INFORMATION GIVEN:
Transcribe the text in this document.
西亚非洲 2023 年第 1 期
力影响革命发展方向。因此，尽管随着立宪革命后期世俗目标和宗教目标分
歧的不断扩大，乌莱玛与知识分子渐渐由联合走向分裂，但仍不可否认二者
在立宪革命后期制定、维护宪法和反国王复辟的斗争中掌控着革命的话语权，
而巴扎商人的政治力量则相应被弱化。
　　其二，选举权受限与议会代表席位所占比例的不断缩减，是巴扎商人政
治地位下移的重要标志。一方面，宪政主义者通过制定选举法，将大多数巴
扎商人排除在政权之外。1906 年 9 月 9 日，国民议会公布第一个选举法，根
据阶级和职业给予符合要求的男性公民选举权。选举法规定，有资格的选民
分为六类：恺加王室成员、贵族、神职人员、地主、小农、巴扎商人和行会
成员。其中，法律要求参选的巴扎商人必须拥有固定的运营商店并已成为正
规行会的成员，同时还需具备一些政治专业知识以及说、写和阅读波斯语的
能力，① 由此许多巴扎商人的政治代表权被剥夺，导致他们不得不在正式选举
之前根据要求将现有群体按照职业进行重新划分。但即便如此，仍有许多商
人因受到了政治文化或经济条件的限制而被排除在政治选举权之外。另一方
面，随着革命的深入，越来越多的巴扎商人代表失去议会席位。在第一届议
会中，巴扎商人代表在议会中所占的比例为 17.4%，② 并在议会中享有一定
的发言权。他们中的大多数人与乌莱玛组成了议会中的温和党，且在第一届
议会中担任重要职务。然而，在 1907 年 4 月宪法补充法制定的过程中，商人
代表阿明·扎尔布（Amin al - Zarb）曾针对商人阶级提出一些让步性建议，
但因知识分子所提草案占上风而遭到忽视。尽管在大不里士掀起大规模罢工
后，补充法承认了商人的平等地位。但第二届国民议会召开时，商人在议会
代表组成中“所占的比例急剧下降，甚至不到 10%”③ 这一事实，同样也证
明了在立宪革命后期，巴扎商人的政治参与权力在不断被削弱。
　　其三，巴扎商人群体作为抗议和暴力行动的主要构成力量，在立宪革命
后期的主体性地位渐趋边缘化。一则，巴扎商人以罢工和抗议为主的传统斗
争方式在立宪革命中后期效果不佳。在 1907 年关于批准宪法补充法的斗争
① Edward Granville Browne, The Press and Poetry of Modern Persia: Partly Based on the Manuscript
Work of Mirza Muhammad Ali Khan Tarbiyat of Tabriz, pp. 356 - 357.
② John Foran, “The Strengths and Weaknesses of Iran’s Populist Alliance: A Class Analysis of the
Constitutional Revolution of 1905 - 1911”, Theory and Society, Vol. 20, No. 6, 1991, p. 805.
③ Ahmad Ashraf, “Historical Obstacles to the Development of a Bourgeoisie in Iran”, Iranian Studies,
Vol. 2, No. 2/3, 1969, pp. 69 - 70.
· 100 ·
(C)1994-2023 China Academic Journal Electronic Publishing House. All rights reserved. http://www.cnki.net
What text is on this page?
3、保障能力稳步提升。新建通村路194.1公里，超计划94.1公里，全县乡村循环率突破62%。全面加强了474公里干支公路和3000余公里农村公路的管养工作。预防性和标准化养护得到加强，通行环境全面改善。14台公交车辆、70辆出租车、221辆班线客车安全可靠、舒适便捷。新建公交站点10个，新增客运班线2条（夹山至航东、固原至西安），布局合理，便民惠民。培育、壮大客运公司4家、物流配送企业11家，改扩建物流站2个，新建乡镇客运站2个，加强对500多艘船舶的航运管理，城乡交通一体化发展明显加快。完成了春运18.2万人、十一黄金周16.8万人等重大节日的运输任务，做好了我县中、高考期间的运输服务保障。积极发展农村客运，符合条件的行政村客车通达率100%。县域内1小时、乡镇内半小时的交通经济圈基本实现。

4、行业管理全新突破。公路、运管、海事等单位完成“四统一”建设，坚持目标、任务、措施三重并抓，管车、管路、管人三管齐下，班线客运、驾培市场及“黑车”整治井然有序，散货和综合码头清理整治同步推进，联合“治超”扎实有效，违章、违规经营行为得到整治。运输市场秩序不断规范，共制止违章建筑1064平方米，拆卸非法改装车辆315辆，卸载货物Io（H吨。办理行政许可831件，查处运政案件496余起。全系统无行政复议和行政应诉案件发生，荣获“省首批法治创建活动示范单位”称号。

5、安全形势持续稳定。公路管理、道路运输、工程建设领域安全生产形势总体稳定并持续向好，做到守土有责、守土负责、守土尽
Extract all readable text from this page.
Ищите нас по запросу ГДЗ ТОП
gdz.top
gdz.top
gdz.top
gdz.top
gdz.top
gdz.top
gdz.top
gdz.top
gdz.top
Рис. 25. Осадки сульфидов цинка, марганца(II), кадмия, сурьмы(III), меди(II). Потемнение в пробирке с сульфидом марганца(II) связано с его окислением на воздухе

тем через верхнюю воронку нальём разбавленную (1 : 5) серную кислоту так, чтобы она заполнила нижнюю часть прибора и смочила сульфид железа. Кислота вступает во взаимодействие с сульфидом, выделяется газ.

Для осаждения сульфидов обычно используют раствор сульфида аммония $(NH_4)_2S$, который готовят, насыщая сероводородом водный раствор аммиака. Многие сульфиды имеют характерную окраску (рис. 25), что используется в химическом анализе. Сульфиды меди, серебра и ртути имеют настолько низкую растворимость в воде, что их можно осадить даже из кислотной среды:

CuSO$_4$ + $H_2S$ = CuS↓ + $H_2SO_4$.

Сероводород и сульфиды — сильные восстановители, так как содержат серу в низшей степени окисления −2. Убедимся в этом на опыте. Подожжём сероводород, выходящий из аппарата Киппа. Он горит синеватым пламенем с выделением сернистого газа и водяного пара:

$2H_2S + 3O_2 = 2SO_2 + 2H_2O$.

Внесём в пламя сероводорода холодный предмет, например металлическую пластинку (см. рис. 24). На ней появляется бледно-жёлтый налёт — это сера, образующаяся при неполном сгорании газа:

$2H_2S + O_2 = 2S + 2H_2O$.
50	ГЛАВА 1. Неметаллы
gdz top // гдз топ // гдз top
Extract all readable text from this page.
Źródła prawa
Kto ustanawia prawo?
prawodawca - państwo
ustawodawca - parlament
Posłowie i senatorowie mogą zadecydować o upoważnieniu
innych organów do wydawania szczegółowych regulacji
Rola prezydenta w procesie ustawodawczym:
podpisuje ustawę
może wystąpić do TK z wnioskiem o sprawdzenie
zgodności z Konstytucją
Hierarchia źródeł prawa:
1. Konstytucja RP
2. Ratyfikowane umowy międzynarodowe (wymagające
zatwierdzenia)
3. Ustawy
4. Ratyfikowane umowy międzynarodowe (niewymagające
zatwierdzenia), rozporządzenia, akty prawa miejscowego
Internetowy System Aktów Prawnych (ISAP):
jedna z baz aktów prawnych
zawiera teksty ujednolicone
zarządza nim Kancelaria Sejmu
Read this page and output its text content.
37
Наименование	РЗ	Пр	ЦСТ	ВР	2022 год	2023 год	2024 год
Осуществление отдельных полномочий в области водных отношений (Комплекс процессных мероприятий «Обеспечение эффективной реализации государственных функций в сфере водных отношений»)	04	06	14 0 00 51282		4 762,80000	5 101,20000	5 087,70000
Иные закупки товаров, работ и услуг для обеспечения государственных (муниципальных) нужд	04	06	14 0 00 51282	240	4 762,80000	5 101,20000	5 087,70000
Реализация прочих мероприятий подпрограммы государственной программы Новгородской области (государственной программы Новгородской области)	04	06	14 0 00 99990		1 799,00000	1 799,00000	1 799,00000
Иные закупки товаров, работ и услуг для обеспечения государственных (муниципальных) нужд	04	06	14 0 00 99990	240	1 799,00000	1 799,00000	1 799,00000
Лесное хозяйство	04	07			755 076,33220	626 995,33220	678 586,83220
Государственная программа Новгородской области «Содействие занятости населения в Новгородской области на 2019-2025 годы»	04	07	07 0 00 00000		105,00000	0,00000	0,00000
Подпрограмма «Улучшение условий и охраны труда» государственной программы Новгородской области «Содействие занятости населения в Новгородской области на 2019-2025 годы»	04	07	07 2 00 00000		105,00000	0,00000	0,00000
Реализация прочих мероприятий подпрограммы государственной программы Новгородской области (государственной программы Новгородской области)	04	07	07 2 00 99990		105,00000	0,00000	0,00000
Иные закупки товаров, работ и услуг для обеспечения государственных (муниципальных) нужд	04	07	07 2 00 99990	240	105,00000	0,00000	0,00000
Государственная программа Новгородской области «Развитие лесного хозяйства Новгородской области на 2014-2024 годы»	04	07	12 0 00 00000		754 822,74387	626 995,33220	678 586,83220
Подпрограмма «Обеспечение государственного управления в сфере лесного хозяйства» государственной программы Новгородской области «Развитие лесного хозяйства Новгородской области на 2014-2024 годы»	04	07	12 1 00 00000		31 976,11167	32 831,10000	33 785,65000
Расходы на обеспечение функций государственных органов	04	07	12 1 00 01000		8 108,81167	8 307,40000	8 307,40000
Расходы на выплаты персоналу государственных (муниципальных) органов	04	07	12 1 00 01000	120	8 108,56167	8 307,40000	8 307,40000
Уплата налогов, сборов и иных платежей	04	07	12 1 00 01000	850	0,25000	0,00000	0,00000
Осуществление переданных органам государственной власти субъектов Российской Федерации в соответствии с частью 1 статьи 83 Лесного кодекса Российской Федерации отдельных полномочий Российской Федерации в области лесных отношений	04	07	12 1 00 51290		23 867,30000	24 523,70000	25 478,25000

OBJECTIVE: Search the data for "прочих". Copy every line that has it.

EXERCISE RESPONSE:
Реализация прочих мероприятий подпрограммы государственной программы Новгородской области (государственной программы Новгородской области)	04	06	14 0 00 99990		1 799,00000	1 799,00000	1 799,00000
Реализация прочих мероприятий подпрограммы государственной программы Новгородской области (государственной программы Новгородской области)	04	07	07 2 00 99990		105,00000	0,00000	0,00000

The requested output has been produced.